**EXERCISE MATERIAL**
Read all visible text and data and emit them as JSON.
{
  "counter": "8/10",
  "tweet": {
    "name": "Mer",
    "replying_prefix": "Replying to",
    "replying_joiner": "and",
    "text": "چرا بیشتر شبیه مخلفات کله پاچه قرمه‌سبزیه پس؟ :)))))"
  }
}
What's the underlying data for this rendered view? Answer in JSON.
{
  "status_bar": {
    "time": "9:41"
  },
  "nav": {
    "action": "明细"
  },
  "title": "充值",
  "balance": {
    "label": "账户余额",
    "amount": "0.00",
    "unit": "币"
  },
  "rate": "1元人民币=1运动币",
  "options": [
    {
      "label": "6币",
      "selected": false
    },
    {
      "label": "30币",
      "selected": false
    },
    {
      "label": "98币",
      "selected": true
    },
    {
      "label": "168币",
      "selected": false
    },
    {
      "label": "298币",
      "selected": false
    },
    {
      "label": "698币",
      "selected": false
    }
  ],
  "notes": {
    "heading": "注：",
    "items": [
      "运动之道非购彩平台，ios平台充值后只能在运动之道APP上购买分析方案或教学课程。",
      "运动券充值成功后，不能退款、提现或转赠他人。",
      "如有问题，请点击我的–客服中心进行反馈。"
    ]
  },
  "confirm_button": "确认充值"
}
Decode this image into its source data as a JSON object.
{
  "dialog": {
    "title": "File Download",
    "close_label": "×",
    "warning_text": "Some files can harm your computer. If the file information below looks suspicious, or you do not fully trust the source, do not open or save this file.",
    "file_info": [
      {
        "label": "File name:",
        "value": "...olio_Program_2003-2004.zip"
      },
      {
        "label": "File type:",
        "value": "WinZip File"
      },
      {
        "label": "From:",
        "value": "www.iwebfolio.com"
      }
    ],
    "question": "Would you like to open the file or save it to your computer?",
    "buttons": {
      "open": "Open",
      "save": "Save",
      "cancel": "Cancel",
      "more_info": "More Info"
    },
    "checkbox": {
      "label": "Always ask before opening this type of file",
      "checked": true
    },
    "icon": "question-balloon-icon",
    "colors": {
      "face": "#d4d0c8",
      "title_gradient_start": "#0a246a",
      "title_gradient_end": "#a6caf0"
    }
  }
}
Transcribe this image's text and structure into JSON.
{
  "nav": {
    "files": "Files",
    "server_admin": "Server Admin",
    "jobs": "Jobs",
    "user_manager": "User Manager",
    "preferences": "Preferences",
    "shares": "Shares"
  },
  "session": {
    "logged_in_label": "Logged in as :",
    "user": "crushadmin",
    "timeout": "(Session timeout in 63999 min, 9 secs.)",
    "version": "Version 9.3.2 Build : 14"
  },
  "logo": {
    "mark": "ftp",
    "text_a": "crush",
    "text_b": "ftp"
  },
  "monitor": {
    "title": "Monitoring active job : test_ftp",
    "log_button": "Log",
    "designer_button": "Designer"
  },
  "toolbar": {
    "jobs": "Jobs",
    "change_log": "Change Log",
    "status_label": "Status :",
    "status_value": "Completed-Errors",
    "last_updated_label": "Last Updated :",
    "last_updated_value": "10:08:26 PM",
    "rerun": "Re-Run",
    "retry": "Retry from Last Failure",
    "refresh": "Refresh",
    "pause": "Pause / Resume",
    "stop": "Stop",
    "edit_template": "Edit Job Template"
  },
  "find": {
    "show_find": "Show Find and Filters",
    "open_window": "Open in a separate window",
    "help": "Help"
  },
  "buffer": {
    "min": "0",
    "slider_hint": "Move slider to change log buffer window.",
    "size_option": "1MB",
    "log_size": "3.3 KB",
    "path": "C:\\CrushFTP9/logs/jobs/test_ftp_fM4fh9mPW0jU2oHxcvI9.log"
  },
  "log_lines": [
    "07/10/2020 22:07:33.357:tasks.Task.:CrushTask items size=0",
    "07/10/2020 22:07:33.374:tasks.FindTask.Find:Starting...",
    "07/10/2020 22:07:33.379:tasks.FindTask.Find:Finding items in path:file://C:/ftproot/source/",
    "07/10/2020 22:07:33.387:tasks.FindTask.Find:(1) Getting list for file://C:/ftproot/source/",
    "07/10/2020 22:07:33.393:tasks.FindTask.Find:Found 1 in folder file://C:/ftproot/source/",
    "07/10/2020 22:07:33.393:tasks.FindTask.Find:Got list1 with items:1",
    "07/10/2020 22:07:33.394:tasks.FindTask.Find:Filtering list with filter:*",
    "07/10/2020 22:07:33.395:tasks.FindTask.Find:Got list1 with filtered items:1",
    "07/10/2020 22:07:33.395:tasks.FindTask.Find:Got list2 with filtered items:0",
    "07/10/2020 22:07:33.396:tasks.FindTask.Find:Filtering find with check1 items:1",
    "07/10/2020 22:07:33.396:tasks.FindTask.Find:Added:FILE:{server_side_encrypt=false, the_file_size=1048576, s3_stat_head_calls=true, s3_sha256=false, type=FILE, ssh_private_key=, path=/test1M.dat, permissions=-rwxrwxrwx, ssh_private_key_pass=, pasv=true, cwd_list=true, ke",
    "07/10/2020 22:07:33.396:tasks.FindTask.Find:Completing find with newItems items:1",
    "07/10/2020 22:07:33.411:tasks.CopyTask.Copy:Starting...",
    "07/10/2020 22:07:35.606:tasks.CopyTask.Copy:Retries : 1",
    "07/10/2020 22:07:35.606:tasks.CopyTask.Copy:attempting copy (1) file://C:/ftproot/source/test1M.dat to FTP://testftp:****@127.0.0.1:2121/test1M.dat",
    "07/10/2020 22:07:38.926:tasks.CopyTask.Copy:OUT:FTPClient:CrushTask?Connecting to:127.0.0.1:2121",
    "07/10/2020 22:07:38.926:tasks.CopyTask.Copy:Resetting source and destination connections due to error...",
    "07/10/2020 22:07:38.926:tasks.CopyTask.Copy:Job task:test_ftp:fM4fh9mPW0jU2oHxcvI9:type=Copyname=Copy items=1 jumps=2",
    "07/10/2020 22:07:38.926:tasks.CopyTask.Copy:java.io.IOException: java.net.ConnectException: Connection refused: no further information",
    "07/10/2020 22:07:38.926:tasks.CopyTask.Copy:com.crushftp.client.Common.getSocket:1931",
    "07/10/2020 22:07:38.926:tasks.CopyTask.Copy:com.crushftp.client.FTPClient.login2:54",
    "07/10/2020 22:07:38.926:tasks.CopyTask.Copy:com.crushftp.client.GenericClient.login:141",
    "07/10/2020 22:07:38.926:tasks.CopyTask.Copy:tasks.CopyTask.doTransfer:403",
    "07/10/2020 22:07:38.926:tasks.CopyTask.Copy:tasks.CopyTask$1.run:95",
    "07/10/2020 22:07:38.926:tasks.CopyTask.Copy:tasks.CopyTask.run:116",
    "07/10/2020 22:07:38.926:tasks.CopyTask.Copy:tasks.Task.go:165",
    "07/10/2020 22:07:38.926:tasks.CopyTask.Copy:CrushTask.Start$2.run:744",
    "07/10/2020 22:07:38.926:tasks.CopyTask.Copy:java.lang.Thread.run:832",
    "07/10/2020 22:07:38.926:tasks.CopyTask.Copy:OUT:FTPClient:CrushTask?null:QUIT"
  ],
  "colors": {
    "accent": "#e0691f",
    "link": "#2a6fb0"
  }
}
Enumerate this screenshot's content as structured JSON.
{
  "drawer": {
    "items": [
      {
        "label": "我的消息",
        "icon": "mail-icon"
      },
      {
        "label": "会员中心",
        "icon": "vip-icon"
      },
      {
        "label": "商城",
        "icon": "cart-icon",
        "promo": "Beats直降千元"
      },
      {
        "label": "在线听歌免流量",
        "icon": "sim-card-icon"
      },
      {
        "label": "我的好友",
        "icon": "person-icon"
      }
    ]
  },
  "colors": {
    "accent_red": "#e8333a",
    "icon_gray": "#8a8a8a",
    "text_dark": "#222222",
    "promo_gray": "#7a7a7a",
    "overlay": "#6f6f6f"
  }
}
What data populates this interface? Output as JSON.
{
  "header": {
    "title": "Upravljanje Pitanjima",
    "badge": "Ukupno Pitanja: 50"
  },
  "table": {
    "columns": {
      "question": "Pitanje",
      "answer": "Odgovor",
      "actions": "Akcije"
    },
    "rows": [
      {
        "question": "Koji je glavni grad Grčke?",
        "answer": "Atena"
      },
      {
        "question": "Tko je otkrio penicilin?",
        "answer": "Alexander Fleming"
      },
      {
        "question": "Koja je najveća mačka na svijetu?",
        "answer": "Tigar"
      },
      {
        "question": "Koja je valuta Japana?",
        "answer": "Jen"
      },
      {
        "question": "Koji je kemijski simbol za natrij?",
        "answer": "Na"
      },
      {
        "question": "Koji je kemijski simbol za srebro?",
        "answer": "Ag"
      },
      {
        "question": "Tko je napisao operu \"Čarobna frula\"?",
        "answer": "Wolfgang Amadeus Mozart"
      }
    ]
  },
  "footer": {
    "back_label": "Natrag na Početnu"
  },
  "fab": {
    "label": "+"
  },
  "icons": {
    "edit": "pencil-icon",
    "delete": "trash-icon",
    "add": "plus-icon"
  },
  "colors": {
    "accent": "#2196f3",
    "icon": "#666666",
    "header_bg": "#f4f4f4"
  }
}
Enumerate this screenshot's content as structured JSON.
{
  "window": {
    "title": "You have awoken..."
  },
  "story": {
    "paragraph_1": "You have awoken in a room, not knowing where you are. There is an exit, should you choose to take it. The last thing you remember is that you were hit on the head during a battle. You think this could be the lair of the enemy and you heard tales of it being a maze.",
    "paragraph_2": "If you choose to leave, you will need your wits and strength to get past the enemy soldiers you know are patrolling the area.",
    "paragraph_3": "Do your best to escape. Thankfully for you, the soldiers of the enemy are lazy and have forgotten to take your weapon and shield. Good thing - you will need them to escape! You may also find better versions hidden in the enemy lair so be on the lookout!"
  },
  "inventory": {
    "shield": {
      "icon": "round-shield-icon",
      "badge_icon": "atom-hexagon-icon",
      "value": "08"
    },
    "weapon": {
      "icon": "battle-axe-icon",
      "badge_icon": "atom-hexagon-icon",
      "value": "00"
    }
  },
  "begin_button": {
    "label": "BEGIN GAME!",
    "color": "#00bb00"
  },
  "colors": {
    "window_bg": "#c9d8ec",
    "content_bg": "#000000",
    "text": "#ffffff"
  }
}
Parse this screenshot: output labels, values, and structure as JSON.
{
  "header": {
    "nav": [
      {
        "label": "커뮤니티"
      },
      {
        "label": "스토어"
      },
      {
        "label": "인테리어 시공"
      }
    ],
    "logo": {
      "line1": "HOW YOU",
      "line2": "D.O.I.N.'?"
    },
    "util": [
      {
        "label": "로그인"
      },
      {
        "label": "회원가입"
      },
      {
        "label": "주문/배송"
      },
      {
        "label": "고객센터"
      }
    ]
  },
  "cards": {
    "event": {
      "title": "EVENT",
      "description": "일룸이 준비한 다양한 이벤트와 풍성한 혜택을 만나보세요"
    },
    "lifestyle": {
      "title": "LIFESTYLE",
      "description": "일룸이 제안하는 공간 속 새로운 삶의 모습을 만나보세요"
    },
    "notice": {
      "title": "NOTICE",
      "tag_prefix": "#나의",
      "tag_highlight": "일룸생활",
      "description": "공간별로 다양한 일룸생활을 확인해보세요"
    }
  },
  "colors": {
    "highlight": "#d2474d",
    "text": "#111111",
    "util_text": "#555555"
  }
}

**AIM OF THE EXERCISE**
Scan the records above for the string "shield", then report every line that contains it.

**ANSWER**
    "paragraph_3": "Do your best to escape. Thankfully for you, the soldiers of the enemy are lazy and have forgotten to take your weapon and shield. Good thing - you will need them to escape! You may also find better versions hidden in the enemy lair so be on the lookout!"
    "shield": {
      "icon": "round-shield-icon",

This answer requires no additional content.